EXERCISE INPUT:
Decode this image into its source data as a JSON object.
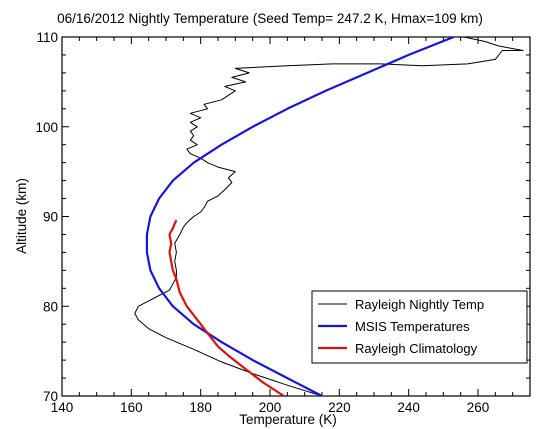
{
  "chart_data": {
    "type": "line",
    "title": "06/16/2012  Nightly Temperature  (Seed Temp= 247.2 K, Hmax=109 km)",
    "xlabel": "Temperature (K)",
    "ylabel": "Altitude (km)",
    "xlim": [
      140,
      275
    ],
    "ylim": [
      70,
      110
    ],
    "x_ticks": [
      140,
      160,
      180,
      200,
      220,
      240,
      260
    ],
    "y_ticks": [
      70,
      80,
      90,
      100,
      110
    ],
    "grid": false,
    "legend_position": "bottom-right",
    "series": [
      {
        "name": "Rayleigh Nightly Temp",
        "color": "#000000",
        "style": "thin",
        "points": [
          [
            215,
            70
          ],
          [
            205,
            71.2
          ],
          [
            195,
            72.5
          ],
          [
            186,
            73.8
          ],
          [
            178,
            75.2
          ],
          [
            170,
            76.5
          ],
          [
            165,
            77.5
          ],
          [
            162,
            78.5
          ],
          [
            161,
            79.2
          ],
          [
            162,
            80
          ],
          [
            165,
            80.6
          ],
          [
            168,
            81.2
          ],
          [
            171,
            81.8
          ],
          [
            172,
            82.5
          ],
          [
            173,
            83.2
          ],
          [
            173,
            84
          ],
          [
            172.5,
            85
          ],
          [
            173,
            86
          ],
          [
            172.5,
            87
          ],
          [
            174,
            88
          ],
          [
            175,
            88.8
          ],
          [
            176,
            89.3
          ],
          [
            178,
            90
          ],
          [
            180,
            90.5
          ],
          [
            181,
            91
          ],
          [
            182,
            91.7
          ],
          [
            185,
            92.3
          ],
          [
            187,
            93
          ],
          [
            189,
            93.8
          ],
          [
            188,
            94.3
          ],
          [
            190,
            95
          ],
          [
            185,
            95.5
          ],
          [
            182,
            96
          ],
          [
            180,
            96.5
          ],
          [
            177,
            97
          ],
          [
            176,
            97.5
          ],
          [
            179,
            98
          ],
          [
            177,
            98.5
          ],
          [
            178,
            99
          ],
          [
            177,
            99.5
          ],
          [
            179,
            100
          ],
          [
            177,
            100.5
          ],
          [
            180,
            101
          ],
          [
            177,
            101.5
          ],
          [
            182,
            102
          ],
          [
            181,
            102.5
          ],
          [
            186,
            103
          ],
          [
            188,
            103.5
          ],
          [
            190,
            104
          ],
          [
            187,
            104.5
          ],
          [
            193,
            105
          ],
          [
            189,
            105.5
          ],
          [
            194,
            106
          ],
          [
            190,
            106.5
          ],
          [
            205,
            106.8
          ],
          [
            218,
            107
          ],
          [
            232,
            107
          ],
          [
            244,
            106.8
          ],
          [
            257,
            107
          ],
          [
            265,
            107.5
          ],
          [
            267,
            108.5
          ],
          [
            273,
            108.5
          ],
          [
            266,
            109
          ],
          [
            262,
            109.5
          ],
          [
            256,
            110
          ]
        ]
      },
      {
        "name": "MSIS Temperatures",
        "color": "#1515e0",
        "style": "thick",
        "points": [
          [
            215,
            70
          ],
          [
            205,
            72
          ],
          [
            195,
            74
          ],
          [
            186,
            76
          ],
          [
            178,
            78
          ],
          [
            172,
            80
          ],
          [
            168,
            82
          ],
          [
            165.5,
            84
          ],
          [
            164.5,
            86
          ],
          [
            164.5,
            88
          ],
          [
            165.5,
            90
          ],
          [
            168,
            92
          ],
          [
            172,
            94
          ],
          [
            178,
            96
          ],
          [
            186,
            98
          ],
          [
            195,
            100
          ],
          [
            205,
            102
          ],
          [
            216,
            104
          ],
          [
            228,
            106
          ],
          [
            240,
            108
          ],
          [
            253,
            110
          ]
        ]
      },
      {
        "name": "Rayleigh Climatology",
        "color": "#e01010",
        "style": "thick",
        "points": [
          [
            204,
            70
          ],
          [
            198,
            71.5
          ],
          [
            193,
            73
          ],
          [
            188,
            74.5
          ],
          [
            185,
            75.5
          ],
          [
            182,
            77
          ],
          [
            179,
            78.5
          ],
          [
            176,
            80
          ],
          [
            174,
            81.5
          ],
          [
            173,
            83
          ],
          [
            172,
            84
          ],
          [
            171.5,
            85
          ],
          [
            171,
            86
          ],
          [
            171.5,
            87
          ],
          [
            171,
            88
          ],
          [
            172,
            88.7
          ],
          [
            172.5,
            89.2
          ],
          [
            173,
            89.6
          ]
        ]
      }
    ]
  }
}
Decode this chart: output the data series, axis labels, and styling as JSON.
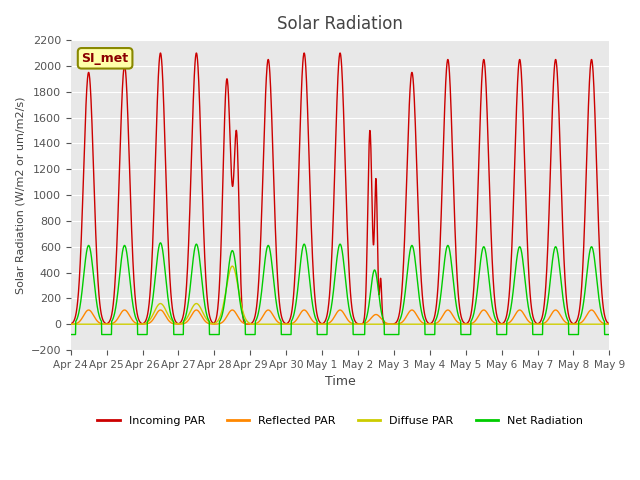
{
  "title": "Solar Radiation",
  "ylabel": "Solar Radiation (W/m2 or um/m2/s)",
  "xlabel": "Time",
  "ylim": [
    -200,
    2200
  ],
  "yticks": [
    -200,
    0,
    200,
    400,
    600,
    800,
    1000,
    1200,
    1400,
    1600,
    1800,
    2000,
    2200
  ],
  "xtick_labels": [
    "Apr 24",
    "Apr 25",
    "Apr 26",
    "Apr 27",
    "Apr 28",
    "Apr 29",
    "Apr 30",
    "May 1",
    "May 2",
    "May 3",
    "May 4",
    "May 5",
    "May 6",
    "May 7",
    "May 8",
    "May 9"
  ],
  "n_days": 15,
  "bg_color": "#e8e8e8",
  "line_colors": {
    "incoming": "#cc0000",
    "reflected": "#ff8800",
    "diffuse": "#cccc00",
    "net": "#00cc00"
  },
  "legend_labels": [
    "Incoming PAR",
    "Reflected PAR",
    "Diffuse PAR",
    "Net Radiation"
  ],
  "annotation_text": "SI_met",
  "annotation_bg": "#ffffaa",
  "annotation_border": "#888800",
  "title_color": "#444444",
  "label_color": "#444444"
}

WORK INSTRUCTIONS:
Output all the records, word for word, with no pictures in the copy.

ANSWER TO THE EXERCISE:
Decode this image into its source data as a JSON object.
{
  "chart_data": {
    "type": "line",
    "title": "06/16/2012  Nightly Temperature  (Seed Temp= 247.2 K, Hmax=109 km)",
    "xlabel": "Temperature (K)",
    "ylabel": "Altitude (km)",
    "xlim": [
      140,
      275
    ],
    "ylim": [
      70,
      110
    ],
    "x_ticks": [
      140,
      160,
      180,
      200,
      220,
      240,
      260
    ],
    "y_ticks": [
      70,
      80,
      90,
      100,
      110
    ],
    "grid": false,
    "legend_position": "bottom-right",
    "series": [
      {
        "name": "Rayleigh Nightly Temp",
        "color": "#000000",
        "style": "thin",
        "points": [
          [
            215,
            70
          ],
          [
            205,
            71.2
          ],
          [
            195,
            72.5
          ],
          [
            186,
            73.8
          ],
          [
            178,
            75.2
          ],
          [
            170,
            76.5
          ],
          [
            165,
            77.5
          ],
          [
            162,
            78.5
          ],
          [
            161,
            79.2
          ],
          [
            162,
            80
          ],
          [
            165,
            80.6
          ],
          [
            168,
            81.2
          ],
          [
            171,
            81.8
          ],
          [
            172,
            82.5
          ],
          [
            173,
            83.2
          ],
          [
            173,
            84
          ],
          [
            172.5,
            85
          ],
          [
            173,
            86
          ],
          [
            172.5,
            87
          ],
          [
            174,
            88
          ],
          [
            175,
            88.8
          ],
          [
            176,
            89.3
          ],
          [
            178,
            90
          ],
          [
            180,
            90.5
          ],
          [
            181,
            91
          ],
          [
            182,
            91.7
          ],
          [
            185,
            92.3
          ],
          [
            187,
            93
          ],
          [
            189,
            93.8
          ],
          [
            188,
            94.3
          ],
          [
            190,
            95
          ],
          [
            185,
            95.5
          ],
          [
            182,
            96
          ],
          [
            180,
            96.5
          ],
          [
            177,
            97
          ],
          [
            176,
            97.5
          ],
          [
            179,
            98
          ],
          [
            177,
            98.5
          ],
          [
            178,
            99
          ],
          [
            177,
            99.5
          ],
          [
            179,
            100
          ],
          [
            177,
            100.5
          ],
          [
            180,
            101
          ],
          [
            177,
            101.5
          ],
          [
            182,
            102
          ],
          [
            181,
            102.5
          ],
          [
            186,
            103
          ],
          [
            188,
            103.5
          ],
          [
            190,
            104
          ],
          [
            187,
            104.5
          ],
          [
            193,
            105
          ],
          [
            189,
            105.5
          ],
          [
            194,
            106
          ],
          [
            190,
            106.5
          ],
          [
            205,
            106.8
          ],
          [
            218,
            107
          ],
          [
            232,
            107
          ],
          [
            244,
            106.8
          ],
          [
            257,
            107
          ],
          [
            265,
            107.5
          ],
          [
            267,
            108.5
          ],
          [
            273,
            108.5
          ],
          [
            266,
            109
          ],
          [
            262,
            109.5
          ],
          [
            256,
            110
          ]
        ]
      },
      {
        "name": "MSIS Temperatures",
        "color": "#1515e0",
        "style": "thick",
        "points": [
          [
            215,
            70
          ],
          [
            205,
            72
          ],
          [
            195,
            74
          ],
          [
            186,
            76
          ],
          [
            178,
            78
          ],
          [
            172,
            80
          ],
          [
            168,
            82
          ],
          [
            165.5,
            84
          ],
          [
            164.5,
            86
          ],
          [
            164.5,
            88
          ],
          [
            165.5,
            90
          ],
          [
            168,
            92
          ],
          [
            172,
            94
          ],
          [
            178,
            96
          ],
          [
            186,
            98
          ],
          [
            195,
            100
          ],
          [
            205,
            102
          ],
          [
            216,
            104
          ],
          [
            228,
            106
          ],
          [
            240,
            108
          ],
          [
            253,
            110
          ]
        ]
      },
      {
        "name": "Rayleigh Climatology",
        "color": "#e01010",
        "style": "thick",
        "points": [
          [
            204,
            70
          ],
          [
            198,
            71.5
          ],
          [
            193,
            73
          ],
          [
            188,
            74.5
          ],
          [
            185,
            75.5
          ],
          [
            182,
            77
          ],
          [
            179,
            78.5
          ],
          [
            176,
            80
          ],
          [
            174,
            81.5
          ],
          [
            173,
            83
          ],
          [
            172,
            84
          ],
          [
            171.5,
            85
          ],
          [
            171,
            86
          ],
          [
            171.5,
            87
          ],
          [
            171,
            88
          ],
          [
            172,
            88.7
          ],
          [
            172.5,
            89.2
          ],
          [
            173,
            89.6
          ]
        ]
      }
    ]
  }
}
Decode this chart: output the data series, axis labels, and styling as JSON.
{
  "title": "Solar Radiation",
  "ylabel": "Solar Radiation (W/m2 or um/m2/s)",
  "xlabel": "Time",
  "ylim": [
    -200,
    2200
  ],
  "yticks": [
    -200,
    0,
    200,
    400,
    600,
    800,
    1000,
    1200,
    1400,
    1600,
    1800,
    2000,
    2200
  ],
  "xtick_labels": [
    "Apr 24",
    "Apr 25",
    "Apr 26",
    "Apr 27",
    "Apr 28",
    "Apr 29",
    "Apr 30",
    "May 1",
    "May 2",
    "May 3",
    "May 4",
    "May 5",
    "May 6",
    "May 7",
    "May 8",
    "May 9"
  ],
  "n_days": 15,
  "bg_color": "#e8e8e8",
  "line_colors": {
    "incoming": "#cc0000",
    "reflected": "#ff8800",
    "diffuse": "#cccc00",
    "net": "#00cc00"
  },
  "legend_labels": [
    "Incoming PAR",
    "Reflected PAR",
    "Diffuse PAR",
    "Net Radiation"
  ],
  "annotation_text": "SI_met",
  "annotation_bg": "#ffffaa",
  "annotation_border": "#888800",
  "title_color": "#444444",
  "label_color": "#444444"
}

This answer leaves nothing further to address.